## SHORT EXERCISE
Show every line of the records below that contains the word "gracias".

## SUPPLIED MATERIAL
※
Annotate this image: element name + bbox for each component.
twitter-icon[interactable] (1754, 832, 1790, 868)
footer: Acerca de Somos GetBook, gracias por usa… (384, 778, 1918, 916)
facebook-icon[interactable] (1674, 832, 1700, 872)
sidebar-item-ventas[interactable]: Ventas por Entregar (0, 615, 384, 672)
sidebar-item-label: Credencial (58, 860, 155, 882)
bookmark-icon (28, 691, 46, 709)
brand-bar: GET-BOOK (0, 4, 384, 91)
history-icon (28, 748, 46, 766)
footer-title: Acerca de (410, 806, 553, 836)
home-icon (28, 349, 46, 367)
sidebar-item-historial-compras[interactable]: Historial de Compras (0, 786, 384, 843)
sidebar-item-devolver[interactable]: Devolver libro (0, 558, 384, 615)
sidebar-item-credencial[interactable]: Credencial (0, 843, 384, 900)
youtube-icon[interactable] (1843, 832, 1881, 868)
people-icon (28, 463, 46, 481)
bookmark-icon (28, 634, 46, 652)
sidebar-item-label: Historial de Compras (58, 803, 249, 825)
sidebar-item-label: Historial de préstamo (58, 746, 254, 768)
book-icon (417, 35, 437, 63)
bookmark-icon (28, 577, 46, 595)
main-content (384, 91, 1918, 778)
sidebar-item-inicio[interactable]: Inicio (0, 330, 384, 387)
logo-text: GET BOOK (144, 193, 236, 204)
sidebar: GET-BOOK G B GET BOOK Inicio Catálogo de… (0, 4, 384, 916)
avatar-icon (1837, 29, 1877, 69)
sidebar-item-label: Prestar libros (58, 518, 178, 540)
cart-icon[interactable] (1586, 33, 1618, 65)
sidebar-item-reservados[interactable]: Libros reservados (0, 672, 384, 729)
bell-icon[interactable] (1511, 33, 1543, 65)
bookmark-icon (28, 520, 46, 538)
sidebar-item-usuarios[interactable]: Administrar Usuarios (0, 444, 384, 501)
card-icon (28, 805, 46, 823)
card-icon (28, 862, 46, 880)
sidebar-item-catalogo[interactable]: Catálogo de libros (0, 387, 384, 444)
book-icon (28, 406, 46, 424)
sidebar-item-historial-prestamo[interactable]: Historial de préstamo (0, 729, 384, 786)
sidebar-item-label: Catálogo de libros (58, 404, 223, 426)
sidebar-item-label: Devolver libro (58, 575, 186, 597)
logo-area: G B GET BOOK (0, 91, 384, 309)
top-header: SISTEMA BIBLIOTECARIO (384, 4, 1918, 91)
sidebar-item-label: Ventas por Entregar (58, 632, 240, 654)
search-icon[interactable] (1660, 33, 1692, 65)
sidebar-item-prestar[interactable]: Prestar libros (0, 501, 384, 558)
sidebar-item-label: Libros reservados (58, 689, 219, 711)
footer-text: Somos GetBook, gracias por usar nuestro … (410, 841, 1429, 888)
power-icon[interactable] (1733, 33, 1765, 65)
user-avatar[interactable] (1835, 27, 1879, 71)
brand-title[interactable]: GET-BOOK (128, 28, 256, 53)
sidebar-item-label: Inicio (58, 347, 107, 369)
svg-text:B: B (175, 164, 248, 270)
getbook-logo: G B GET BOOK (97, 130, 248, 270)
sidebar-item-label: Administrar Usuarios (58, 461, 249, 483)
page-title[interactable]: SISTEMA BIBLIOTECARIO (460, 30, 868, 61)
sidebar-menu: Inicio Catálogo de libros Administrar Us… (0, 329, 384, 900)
※
## COMPLETED EXERCISE
footer: Acerca de Somos GetBook, gracias por usa… (384, 778, 1918, 916)
footer-text: Somos GetBook, gracias por usar nuestro … (410, 841, 1429, 888)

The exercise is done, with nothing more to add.